(Beginning of Information provided)

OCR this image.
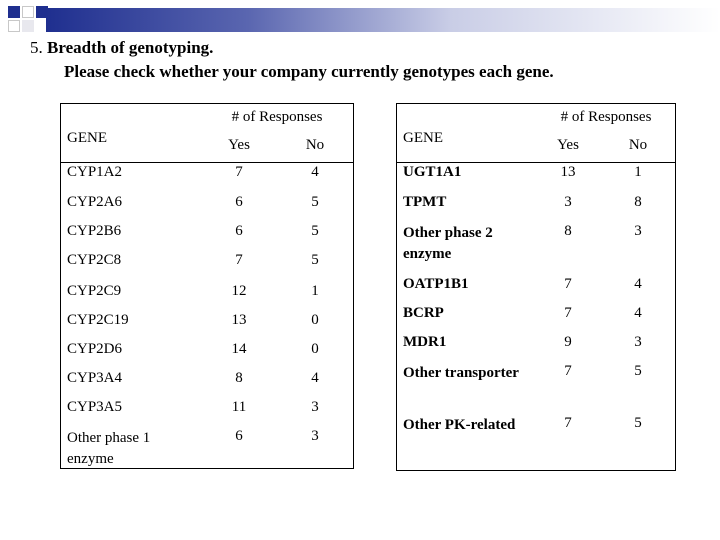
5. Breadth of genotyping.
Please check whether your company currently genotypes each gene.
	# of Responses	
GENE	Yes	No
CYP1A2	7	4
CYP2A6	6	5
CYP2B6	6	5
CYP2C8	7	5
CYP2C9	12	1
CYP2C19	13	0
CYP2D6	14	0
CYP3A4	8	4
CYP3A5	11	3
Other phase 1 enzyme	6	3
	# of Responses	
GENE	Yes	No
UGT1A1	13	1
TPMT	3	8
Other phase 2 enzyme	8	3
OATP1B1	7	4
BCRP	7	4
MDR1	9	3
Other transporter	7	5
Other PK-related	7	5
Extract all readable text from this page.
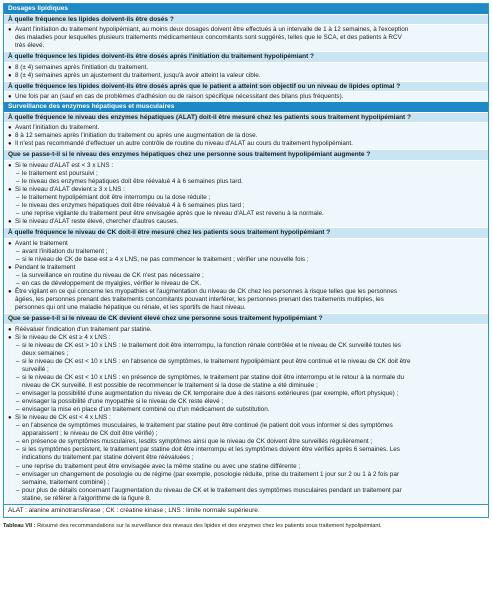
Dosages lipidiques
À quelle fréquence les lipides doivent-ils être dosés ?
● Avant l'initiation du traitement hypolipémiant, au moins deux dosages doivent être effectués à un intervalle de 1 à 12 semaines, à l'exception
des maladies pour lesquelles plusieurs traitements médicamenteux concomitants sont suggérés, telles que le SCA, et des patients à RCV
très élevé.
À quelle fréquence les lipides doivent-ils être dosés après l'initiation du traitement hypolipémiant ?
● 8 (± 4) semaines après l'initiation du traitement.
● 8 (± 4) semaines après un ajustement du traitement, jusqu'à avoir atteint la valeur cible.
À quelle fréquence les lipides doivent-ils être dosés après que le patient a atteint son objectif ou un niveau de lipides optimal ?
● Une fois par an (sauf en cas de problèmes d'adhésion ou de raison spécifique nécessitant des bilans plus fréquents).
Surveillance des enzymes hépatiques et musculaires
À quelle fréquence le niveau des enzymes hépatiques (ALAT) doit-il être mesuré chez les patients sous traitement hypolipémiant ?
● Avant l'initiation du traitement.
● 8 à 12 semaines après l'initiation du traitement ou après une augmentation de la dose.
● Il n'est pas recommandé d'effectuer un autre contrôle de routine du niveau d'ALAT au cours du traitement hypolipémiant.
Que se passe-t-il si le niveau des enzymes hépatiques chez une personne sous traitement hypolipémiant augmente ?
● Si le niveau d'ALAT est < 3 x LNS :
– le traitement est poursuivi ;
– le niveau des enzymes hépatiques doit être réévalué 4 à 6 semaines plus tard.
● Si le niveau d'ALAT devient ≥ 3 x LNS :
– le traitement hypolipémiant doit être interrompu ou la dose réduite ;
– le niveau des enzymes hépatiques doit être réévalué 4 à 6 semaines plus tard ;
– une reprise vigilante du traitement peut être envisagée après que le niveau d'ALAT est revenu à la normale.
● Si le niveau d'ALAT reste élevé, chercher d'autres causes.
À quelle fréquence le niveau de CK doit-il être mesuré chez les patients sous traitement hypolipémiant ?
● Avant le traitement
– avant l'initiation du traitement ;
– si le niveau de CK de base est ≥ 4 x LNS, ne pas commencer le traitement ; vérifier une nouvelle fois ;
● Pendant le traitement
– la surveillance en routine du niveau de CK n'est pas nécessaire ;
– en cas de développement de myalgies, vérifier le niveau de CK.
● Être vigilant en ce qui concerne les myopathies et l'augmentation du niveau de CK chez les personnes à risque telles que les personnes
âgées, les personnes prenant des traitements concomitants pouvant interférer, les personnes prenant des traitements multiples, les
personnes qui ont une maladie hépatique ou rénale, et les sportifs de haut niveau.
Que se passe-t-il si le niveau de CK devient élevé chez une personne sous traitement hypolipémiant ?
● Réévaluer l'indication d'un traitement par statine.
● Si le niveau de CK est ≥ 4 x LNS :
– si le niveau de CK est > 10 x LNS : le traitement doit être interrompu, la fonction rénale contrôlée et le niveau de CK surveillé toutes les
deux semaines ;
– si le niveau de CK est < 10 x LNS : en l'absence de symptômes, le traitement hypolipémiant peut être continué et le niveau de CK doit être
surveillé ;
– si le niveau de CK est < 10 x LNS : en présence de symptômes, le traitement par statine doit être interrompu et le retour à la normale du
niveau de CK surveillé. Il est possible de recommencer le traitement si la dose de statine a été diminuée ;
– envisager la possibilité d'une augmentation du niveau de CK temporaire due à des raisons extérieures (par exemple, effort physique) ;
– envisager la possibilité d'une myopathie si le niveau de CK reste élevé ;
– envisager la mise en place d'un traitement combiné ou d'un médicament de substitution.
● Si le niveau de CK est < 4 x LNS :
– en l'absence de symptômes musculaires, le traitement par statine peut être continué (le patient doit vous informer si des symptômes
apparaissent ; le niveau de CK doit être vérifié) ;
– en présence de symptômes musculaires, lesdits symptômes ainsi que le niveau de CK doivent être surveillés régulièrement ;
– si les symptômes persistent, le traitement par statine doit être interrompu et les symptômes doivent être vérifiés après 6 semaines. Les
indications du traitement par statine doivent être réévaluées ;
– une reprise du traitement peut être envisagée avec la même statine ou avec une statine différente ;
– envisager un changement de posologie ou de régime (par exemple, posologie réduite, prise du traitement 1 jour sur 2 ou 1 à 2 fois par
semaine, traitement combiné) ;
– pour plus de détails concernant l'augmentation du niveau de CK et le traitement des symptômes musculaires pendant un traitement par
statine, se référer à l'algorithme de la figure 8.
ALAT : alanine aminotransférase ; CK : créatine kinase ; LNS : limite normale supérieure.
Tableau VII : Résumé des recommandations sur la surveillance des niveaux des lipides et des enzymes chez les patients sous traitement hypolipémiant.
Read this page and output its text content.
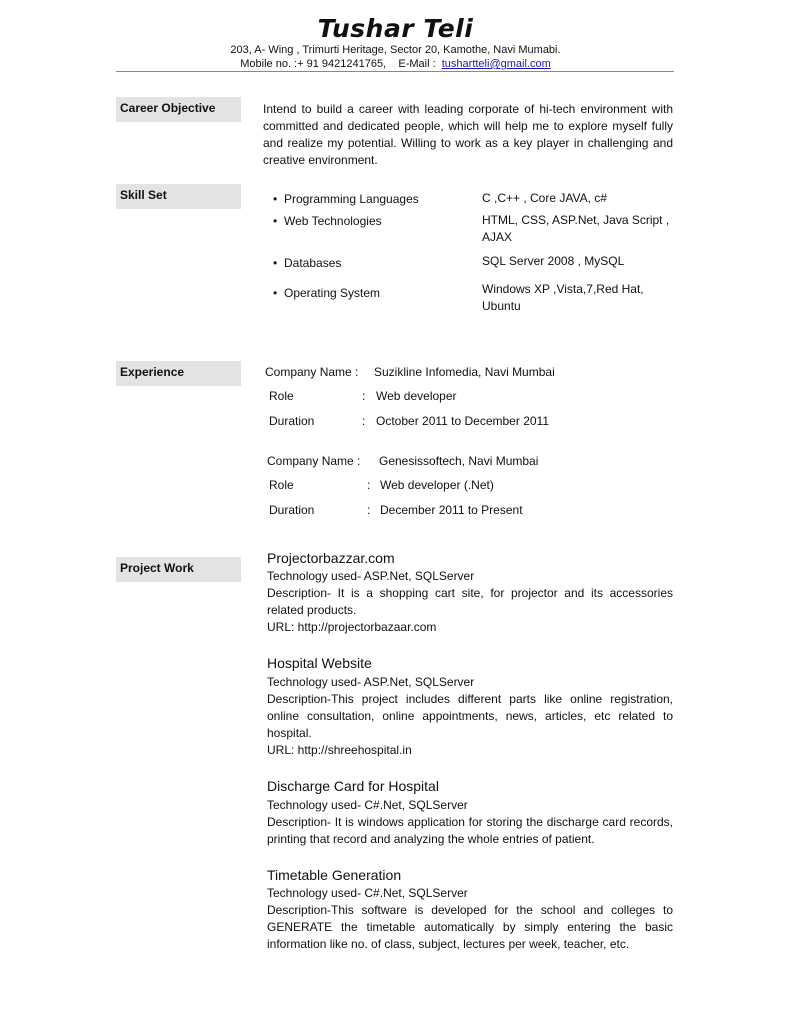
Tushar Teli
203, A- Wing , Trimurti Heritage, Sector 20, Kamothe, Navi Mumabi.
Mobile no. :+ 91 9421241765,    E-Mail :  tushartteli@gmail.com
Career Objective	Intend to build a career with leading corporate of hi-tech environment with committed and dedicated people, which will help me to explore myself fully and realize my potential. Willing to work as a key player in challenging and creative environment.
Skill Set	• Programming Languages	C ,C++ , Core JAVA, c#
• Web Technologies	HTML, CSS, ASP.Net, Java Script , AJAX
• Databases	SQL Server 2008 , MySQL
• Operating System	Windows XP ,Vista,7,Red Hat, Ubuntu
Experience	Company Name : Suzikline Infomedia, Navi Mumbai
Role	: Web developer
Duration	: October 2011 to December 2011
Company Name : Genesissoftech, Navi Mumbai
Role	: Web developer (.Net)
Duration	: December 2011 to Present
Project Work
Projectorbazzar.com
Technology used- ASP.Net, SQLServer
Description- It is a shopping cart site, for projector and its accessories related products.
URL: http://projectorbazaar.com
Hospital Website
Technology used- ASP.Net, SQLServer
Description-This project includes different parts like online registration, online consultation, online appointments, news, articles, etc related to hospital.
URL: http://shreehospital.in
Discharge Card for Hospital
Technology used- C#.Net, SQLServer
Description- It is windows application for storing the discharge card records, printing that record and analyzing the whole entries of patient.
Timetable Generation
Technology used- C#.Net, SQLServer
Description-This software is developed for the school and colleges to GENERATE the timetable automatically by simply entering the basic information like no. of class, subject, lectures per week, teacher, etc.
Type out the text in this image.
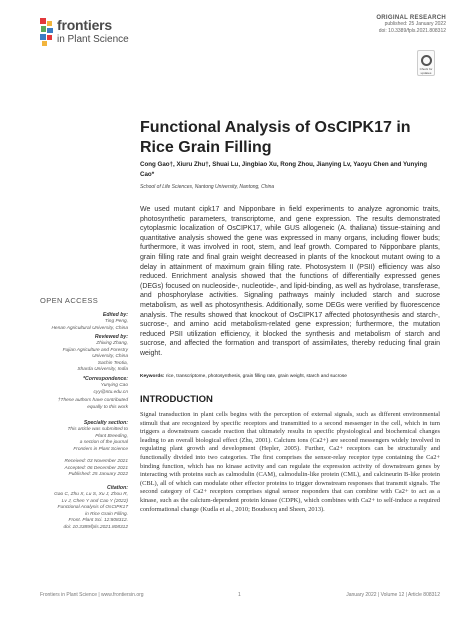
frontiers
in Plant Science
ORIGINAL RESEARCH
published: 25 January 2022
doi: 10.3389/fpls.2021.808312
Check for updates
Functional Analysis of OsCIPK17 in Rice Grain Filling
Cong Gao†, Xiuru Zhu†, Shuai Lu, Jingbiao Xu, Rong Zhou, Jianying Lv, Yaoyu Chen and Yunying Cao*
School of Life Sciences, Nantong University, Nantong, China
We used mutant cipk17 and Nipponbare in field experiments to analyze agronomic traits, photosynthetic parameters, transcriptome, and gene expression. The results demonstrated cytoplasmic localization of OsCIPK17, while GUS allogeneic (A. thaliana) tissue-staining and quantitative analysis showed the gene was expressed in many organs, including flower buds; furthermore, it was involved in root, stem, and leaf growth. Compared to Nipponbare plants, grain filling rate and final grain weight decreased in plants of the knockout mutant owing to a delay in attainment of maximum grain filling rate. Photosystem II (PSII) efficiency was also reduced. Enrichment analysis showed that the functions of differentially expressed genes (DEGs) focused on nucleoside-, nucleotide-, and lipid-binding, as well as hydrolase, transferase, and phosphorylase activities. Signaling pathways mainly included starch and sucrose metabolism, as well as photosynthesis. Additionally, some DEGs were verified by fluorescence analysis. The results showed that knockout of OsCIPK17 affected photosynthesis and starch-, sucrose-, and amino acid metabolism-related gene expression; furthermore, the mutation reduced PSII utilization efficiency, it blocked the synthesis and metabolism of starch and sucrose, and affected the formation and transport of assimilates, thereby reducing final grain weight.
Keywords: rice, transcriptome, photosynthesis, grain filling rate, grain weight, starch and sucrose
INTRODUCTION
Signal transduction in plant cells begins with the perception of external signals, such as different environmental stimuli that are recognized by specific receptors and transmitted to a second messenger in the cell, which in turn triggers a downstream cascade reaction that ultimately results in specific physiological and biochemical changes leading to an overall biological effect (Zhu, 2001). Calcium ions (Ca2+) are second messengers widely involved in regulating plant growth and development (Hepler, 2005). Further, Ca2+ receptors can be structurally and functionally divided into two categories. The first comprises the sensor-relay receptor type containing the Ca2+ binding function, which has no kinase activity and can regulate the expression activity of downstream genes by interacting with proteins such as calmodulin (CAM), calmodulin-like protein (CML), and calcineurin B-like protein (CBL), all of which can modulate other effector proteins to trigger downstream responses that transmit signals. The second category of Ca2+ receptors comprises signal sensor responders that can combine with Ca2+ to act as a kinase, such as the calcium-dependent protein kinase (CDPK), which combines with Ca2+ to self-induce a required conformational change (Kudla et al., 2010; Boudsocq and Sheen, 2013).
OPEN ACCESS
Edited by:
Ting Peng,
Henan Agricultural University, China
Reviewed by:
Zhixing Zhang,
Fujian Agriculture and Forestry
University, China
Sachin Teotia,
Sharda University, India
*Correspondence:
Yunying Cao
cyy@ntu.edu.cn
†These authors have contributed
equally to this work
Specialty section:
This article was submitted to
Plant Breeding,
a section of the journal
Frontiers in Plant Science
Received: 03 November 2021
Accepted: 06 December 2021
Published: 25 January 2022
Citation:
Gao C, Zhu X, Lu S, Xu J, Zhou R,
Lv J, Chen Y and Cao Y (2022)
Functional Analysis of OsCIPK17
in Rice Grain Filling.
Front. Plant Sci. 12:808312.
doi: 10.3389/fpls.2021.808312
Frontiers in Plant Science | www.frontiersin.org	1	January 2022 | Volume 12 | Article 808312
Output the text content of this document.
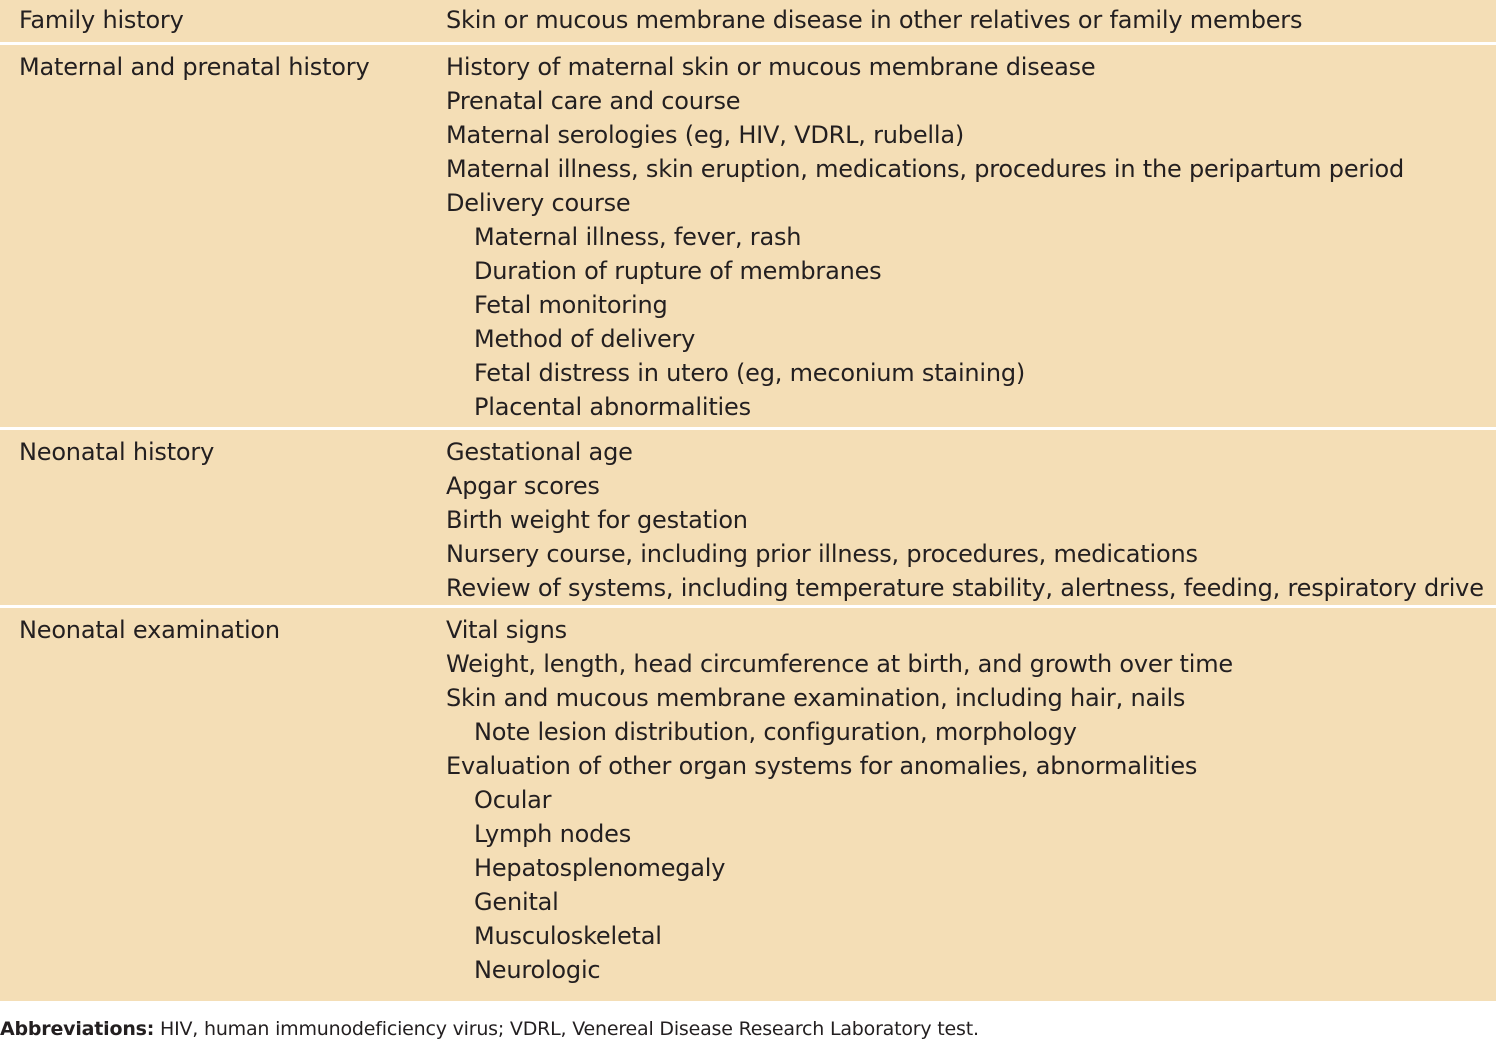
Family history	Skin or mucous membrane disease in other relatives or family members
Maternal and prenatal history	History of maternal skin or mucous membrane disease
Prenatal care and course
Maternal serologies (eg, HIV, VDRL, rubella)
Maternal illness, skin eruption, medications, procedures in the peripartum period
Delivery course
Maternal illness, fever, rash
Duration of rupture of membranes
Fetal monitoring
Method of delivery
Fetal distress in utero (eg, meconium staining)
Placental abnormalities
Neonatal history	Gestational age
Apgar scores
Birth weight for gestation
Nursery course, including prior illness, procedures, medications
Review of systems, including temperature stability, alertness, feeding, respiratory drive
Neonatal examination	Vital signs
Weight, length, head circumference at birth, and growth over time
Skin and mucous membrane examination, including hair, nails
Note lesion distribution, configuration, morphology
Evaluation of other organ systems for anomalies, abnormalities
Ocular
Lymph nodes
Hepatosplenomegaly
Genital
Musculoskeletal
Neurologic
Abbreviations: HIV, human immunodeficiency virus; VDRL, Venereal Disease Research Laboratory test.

(End of Information provided)

Task details: If a line above contains the word "présence", list it.

Exercise result:
– si le niveau de CK est < 10 x LNS : en présence de symptômes, le traitement par statine doit être interrompu et le retour à la normale du
– en présence de symptômes musculaires, lesdits symptômes ainsi que le niveau de CK doivent être surveillés régulièrement ;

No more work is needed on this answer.